Aim >>
Identify the lines that contain the word "this" and copy each one.

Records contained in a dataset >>

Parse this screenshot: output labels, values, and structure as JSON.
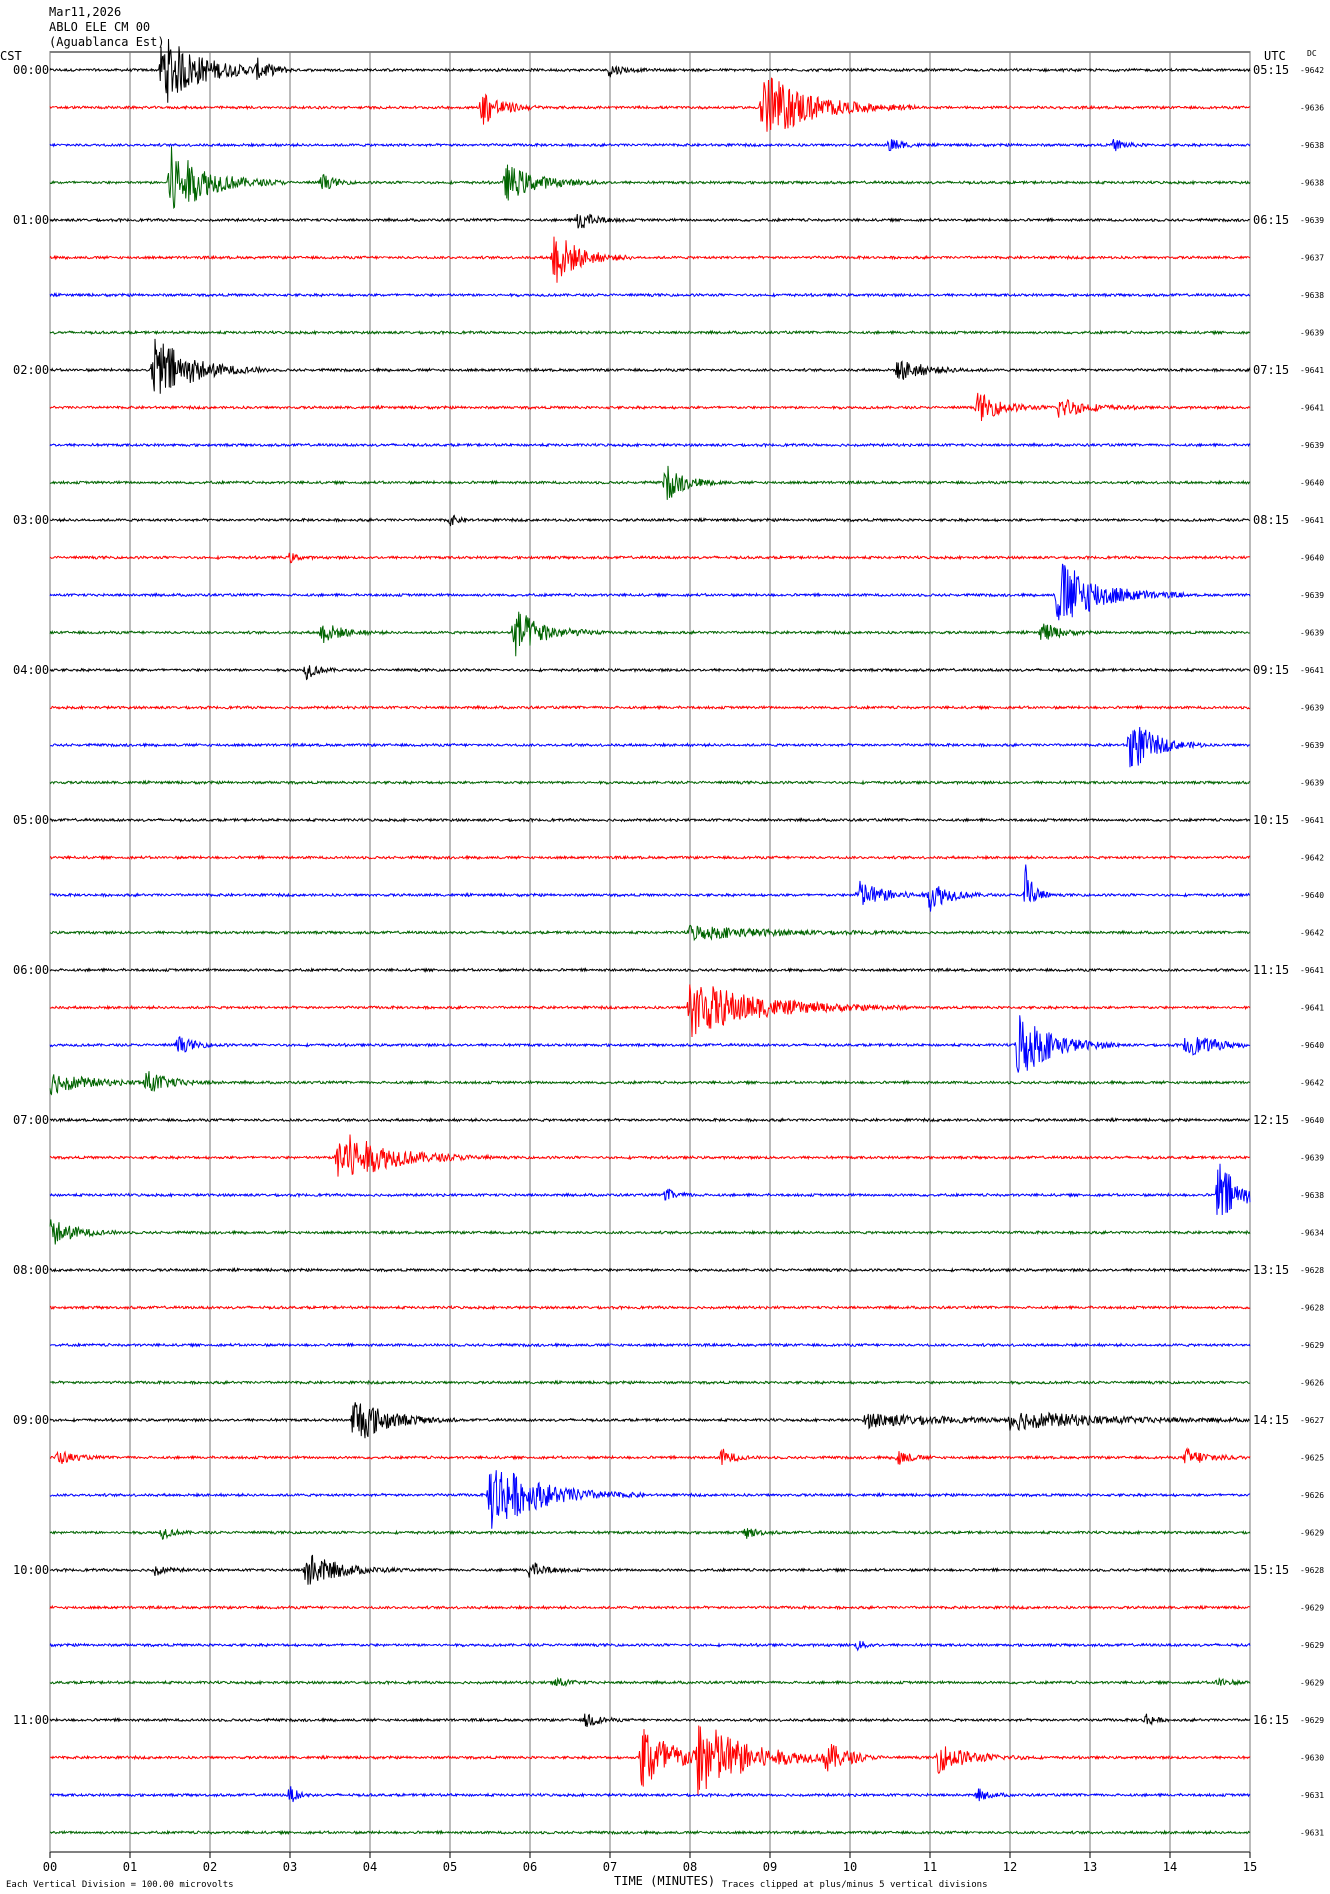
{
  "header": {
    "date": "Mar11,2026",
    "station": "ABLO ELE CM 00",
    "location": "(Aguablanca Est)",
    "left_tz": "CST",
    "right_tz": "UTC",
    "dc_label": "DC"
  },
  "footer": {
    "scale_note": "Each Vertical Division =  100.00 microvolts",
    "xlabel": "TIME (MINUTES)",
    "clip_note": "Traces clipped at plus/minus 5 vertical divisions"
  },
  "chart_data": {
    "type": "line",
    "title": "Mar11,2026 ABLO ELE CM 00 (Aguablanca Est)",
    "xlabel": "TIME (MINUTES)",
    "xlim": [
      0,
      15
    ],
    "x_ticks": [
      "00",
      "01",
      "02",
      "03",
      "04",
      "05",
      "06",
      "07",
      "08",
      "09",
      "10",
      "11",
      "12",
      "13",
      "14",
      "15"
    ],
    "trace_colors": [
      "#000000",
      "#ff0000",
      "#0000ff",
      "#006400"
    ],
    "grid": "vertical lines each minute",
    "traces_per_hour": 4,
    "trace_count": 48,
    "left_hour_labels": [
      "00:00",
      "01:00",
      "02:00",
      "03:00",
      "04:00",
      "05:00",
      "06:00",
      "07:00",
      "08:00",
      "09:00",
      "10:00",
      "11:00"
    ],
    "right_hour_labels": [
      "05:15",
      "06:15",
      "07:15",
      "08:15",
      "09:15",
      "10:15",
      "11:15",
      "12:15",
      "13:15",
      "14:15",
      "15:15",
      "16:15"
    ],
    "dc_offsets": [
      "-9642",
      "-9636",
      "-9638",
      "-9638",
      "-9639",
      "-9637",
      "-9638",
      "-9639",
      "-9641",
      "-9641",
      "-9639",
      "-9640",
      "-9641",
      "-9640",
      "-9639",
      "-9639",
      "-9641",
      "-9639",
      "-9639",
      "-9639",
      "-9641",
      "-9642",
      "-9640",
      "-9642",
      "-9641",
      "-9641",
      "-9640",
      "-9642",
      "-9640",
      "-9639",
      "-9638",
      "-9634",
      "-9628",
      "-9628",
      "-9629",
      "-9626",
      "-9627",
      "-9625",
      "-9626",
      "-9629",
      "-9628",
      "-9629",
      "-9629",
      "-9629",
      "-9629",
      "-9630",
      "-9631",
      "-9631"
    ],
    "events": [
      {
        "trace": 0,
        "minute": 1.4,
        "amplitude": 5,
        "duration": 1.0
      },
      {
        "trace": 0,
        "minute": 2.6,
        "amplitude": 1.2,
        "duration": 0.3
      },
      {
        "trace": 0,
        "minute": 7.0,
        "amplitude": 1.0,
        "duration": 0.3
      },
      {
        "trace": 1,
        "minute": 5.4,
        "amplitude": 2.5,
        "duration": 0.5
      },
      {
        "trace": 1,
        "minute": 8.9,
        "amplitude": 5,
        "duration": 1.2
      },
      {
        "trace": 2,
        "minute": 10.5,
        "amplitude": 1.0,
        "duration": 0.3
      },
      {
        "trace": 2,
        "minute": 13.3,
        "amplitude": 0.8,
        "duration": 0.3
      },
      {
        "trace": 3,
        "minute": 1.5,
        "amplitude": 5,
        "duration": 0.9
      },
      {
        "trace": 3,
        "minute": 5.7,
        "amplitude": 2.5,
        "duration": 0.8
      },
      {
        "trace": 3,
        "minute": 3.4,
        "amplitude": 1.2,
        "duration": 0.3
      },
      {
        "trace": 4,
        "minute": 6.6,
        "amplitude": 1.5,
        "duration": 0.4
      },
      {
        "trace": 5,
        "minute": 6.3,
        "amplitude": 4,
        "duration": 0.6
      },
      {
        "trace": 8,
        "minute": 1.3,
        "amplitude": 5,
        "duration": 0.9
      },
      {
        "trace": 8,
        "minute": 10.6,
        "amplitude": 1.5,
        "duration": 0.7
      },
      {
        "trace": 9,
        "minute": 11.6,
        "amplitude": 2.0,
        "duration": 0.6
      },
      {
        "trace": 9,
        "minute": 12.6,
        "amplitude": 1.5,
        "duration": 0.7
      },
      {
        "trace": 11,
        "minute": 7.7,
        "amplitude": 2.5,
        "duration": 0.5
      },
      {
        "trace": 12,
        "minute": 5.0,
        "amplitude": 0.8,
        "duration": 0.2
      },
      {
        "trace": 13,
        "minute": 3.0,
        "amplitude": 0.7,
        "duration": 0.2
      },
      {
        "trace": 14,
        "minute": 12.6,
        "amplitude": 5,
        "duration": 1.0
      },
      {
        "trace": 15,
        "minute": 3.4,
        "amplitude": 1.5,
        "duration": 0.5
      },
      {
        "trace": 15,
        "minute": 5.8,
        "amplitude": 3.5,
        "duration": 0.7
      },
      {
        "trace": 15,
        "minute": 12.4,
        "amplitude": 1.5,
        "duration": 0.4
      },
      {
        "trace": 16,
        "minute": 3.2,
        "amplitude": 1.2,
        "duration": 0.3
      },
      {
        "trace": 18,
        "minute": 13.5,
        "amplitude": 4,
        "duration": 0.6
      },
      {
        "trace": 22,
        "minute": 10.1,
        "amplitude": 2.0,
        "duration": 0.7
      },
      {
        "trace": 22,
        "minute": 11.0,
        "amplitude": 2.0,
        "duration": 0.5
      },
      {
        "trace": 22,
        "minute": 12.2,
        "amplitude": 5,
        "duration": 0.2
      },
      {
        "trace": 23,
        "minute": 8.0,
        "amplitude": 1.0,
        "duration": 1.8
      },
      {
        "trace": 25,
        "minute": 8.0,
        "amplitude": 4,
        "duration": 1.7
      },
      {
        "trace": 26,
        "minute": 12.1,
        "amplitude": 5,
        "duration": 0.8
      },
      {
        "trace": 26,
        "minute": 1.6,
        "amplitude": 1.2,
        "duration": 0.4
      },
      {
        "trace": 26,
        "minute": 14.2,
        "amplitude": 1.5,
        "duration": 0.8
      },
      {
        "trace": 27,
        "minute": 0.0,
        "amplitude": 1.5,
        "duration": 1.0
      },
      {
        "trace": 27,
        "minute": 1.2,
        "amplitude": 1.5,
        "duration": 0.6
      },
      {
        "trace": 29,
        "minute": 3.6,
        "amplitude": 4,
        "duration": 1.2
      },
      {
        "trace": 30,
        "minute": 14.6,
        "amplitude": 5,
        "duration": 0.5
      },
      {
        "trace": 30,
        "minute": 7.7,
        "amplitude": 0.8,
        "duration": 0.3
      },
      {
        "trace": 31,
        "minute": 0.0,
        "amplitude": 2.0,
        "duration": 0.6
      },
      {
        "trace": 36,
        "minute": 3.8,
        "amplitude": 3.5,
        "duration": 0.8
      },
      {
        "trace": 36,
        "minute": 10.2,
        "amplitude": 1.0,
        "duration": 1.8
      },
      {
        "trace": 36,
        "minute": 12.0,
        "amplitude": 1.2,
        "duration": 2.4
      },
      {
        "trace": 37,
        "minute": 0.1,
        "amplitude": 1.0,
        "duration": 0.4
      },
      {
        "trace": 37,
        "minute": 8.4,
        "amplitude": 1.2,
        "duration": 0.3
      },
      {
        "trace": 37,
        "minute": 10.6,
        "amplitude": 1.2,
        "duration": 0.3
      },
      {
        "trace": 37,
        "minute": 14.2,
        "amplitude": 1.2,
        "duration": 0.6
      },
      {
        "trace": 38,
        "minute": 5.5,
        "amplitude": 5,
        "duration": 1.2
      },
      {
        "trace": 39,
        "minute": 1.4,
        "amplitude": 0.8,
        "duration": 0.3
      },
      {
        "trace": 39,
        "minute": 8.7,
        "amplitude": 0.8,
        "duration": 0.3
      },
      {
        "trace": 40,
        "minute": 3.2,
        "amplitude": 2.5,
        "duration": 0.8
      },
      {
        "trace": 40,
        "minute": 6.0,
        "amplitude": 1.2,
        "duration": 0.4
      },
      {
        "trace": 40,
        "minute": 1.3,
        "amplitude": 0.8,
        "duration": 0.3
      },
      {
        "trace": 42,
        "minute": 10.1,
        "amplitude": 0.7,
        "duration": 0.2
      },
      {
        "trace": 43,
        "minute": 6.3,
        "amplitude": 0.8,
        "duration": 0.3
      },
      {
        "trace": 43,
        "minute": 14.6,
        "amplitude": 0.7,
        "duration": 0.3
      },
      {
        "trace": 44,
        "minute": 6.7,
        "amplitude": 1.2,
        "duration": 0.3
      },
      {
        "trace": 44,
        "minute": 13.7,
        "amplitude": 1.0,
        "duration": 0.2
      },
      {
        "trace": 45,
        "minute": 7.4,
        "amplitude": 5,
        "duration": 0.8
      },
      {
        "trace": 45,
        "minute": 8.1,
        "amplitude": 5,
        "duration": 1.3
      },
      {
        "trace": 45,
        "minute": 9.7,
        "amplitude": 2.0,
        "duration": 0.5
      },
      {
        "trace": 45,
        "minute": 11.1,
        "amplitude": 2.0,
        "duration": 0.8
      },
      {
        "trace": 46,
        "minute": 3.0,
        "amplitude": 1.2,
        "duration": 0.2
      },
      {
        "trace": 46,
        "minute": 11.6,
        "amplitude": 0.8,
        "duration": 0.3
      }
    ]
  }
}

--

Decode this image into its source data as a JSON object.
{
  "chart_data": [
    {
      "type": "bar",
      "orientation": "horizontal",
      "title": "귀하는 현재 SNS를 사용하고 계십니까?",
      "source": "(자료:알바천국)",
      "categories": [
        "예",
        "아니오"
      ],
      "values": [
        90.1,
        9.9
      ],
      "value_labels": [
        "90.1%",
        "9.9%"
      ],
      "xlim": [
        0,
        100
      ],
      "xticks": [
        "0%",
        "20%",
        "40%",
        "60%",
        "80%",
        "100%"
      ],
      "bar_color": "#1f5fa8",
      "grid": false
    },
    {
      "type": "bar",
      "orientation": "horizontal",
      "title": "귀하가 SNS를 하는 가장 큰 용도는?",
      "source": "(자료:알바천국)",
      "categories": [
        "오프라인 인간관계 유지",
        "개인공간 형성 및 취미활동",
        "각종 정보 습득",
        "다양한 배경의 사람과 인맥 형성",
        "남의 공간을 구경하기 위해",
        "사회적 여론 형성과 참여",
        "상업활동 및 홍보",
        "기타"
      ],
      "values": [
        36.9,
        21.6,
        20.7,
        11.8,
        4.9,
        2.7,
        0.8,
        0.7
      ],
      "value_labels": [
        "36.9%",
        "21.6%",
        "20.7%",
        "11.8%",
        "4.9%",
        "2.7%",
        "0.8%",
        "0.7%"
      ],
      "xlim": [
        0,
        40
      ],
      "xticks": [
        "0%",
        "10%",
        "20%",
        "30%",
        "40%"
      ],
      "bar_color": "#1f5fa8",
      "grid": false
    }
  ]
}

Result >>
Parse this screenshot: output labels, values, and structure as JSON.
Decode this image into its source data as a JSON object.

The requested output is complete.